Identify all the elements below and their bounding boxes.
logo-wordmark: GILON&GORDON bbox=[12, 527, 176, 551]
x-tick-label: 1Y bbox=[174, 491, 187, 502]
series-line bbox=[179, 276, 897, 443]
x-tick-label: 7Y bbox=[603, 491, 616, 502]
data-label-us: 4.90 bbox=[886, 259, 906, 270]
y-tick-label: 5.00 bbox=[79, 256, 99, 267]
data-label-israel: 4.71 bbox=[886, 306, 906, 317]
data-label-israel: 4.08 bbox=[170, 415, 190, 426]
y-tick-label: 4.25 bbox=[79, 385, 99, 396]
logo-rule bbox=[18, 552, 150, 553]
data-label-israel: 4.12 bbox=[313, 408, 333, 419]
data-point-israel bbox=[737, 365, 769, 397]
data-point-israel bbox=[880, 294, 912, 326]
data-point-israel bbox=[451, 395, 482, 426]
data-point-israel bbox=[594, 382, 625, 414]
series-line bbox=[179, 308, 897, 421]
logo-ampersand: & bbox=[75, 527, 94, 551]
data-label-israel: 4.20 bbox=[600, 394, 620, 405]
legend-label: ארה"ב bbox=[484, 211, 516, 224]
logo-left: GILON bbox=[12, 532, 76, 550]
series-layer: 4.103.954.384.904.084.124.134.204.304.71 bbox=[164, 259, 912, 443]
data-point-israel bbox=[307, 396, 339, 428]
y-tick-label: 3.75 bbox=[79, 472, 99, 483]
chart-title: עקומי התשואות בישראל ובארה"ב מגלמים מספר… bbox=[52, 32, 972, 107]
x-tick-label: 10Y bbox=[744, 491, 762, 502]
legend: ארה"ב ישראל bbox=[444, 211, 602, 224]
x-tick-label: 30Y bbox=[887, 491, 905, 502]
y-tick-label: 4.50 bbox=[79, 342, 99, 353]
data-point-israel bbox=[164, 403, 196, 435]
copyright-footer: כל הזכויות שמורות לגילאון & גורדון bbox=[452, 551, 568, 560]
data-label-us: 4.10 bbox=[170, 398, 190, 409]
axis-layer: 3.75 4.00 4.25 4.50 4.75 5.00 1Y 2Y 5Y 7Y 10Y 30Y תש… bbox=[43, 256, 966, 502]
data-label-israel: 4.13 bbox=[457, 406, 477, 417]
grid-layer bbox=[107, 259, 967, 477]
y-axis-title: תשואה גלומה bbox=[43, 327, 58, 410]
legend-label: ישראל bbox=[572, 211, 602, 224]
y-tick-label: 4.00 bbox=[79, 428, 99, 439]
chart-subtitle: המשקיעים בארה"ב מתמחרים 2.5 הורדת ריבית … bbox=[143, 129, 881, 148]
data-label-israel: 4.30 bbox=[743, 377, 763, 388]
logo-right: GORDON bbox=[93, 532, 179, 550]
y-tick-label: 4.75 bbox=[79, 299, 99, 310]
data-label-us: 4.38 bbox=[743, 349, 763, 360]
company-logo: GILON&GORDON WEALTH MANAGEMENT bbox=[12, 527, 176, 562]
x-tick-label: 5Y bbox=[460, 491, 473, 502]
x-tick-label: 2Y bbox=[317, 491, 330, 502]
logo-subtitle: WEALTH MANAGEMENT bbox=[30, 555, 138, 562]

------------------------

Short task: Copy out the records word for word, starting at the first line and ending at the line that contains "x-tick-label: 7Y bbox=[603, 491, 616, 502]".

Exercise output:
Identify all the elements below and their bounding boxes.
logo-wordmark: GILON&GORDON bbox=[12, 527, 176, 551]
x-tick-label: 1Y bbox=[174, 491, 187, 502]
series-line bbox=[179, 276, 897, 443]
x-tick-label: 7Y bbox=[603, 491, 616, 502]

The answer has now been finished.